WORK ORDER
Pictures aside, return every line below exactly as written.

MATERIAL SHOWN

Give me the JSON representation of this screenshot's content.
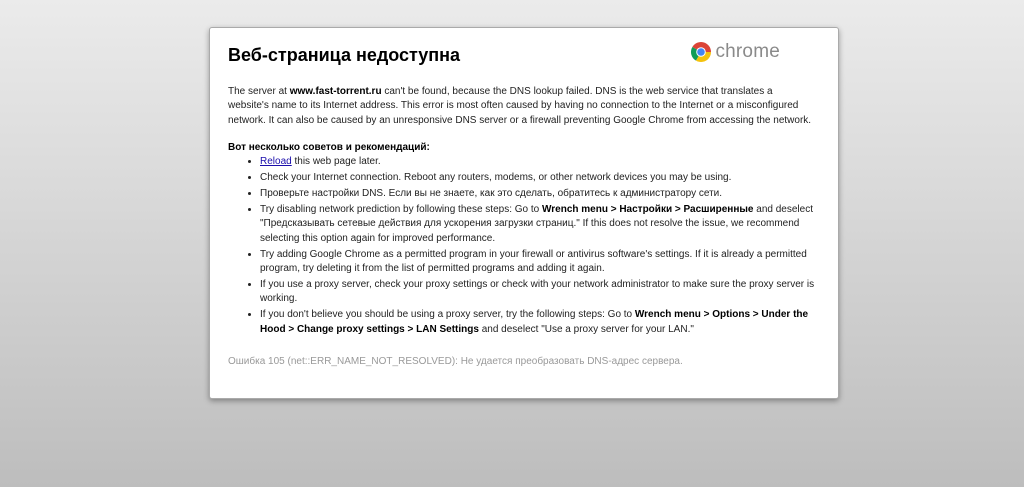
{
  "page": {
    "title": "Веб-страница недоступна",
    "brand": "chrome"
  },
  "summary": {
    "prefix": "The server at ",
    "host": "www.fast-torrent.ru",
    "suffix": " can't be found, because the DNS lookup failed. DNS is the web service that translates a website's name to its Internet address. This error is most often caused by having no connection to the Internet or a misconfigured network. It can also be caused by an unresponsive DNS server or a firewall preventing Google Chrome from accessing the network."
  },
  "tips": {
    "heading": "Вот несколько советов и рекомендаций:",
    "reload_link": "Reload",
    "reload_rest": " this web page later.",
    "tip2": "Check your Internet connection. Reboot any routers, modems, or other network devices you may be using.",
    "tip3": "Проверьте настройки DNS. Если вы не знаете, как это сделать, обратитесь к администратору сети.",
    "tip4_a": "Try disabling network prediction by following these steps: Go to ",
    "tip4_b": "Wrench menu > Настройки > Расширенные",
    "tip4_c": " and deselect \"Предсказывать сетевые действия для ускорения загрузки страниц.\" If this does not resolve the issue, we recommend selecting this option again for improved performance.",
    "tip5": "Try adding Google Chrome as a permitted program in your firewall or antivirus software's settings. If it is already a permitted program, try deleting it from the list of permitted programs and adding it again.",
    "tip6": "If you use a proxy server, check your proxy settings or check with your network administrator to make sure the proxy server is working.",
    "tip7_a": "If you don't believe you should be using a proxy server, try the following steps: Go to ",
    "tip7_b": "Wrench menu > Options > Under the Hood > Change proxy settings > LAN Settings",
    "tip7_c": " and deselect \"Use a proxy server for your LAN.\""
  },
  "error": {
    "text": "Ошибка 105 (net::ERR_NAME_NOT_RESOLVED): Не удается преобразовать DNS-адрес сервера."
  },
  "colors": {
    "link": "#1a0dab",
    "error_text": "#999999",
    "chrome_red": "#db4437",
    "chrome_yellow": "#f4c20d",
    "chrome_green": "#0f9d58",
    "chrome_blue": "#4285f4"
  },
  "icons": {
    "brand_logo": "chrome-logo-icon"
  }
}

THE COMPLETED TASK
Give me the JSON representation of this screenshot's content.
{
  "page": {
    "title": "Веб-страница недоступна",
    "brand": "chrome"
  },
  "summary": {
    "prefix": "The server at ",
    "host": "www.fast-torrent.ru",
    "suffix": " can't be found, because the DNS lookup failed. DNS is the web service that translates a website's name to its Internet address. This error is most often caused by having no connection to the Internet or a misconfigured network. It can also be caused by an unresponsive DNS server or a firewall preventing Google Chrome from accessing the network."
  },
  "tips": {
    "heading": "Вот несколько советов и рекомендаций:",
    "reload_link": "Reload",
    "reload_rest": " this web page later.",
    "tip2": "Check your Internet connection. Reboot any routers, modems, or other network devices you may be using.",
    "tip3": "Проверьте настройки DNS. Если вы не знаете, как это сделать, обратитесь к администратору сети.",
    "tip4_a": "Try disabling network prediction by following these steps: Go to ",
    "tip4_b": "Wrench menu > Настройки > Расширенные",
    "tip4_c": " and deselect \"Предсказывать сетевые действия для ускорения загрузки страниц.\" If this does not resolve the issue, we recommend selecting this option again for improved performance.",
    "tip5": "Try adding Google Chrome as a permitted program in your firewall or antivirus software's settings. If it is already a permitted program, try deleting it from the list of permitted programs and adding it again.",
    "tip6": "If you use a proxy server, check your proxy settings or check with your network administrator to make sure the proxy server is working.",
    "tip7_a": "If you don't believe you should be using a proxy server, try the following steps: Go to ",
    "tip7_b": "Wrench menu > Options > Under the Hood > Change proxy settings > LAN Settings",
    "tip7_c": " and deselect \"Use a proxy server for your LAN.\""
  },
  "error": {
    "text": "Ошибка 105 (net::ERR_NAME_NOT_RESOLVED): Не удается преобразовать DNS-адрес сервера."
  },
  "colors": {
    "link": "#1a0dab",
    "error_text": "#999999",
    "chrome_red": "#db4437",
    "chrome_yellow": "#f4c20d",
    "chrome_green": "#0f9d58",
    "chrome_blue": "#4285f4"
  },
  "icons": {
    "brand_logo": "chrome-logo-icon"
  }
}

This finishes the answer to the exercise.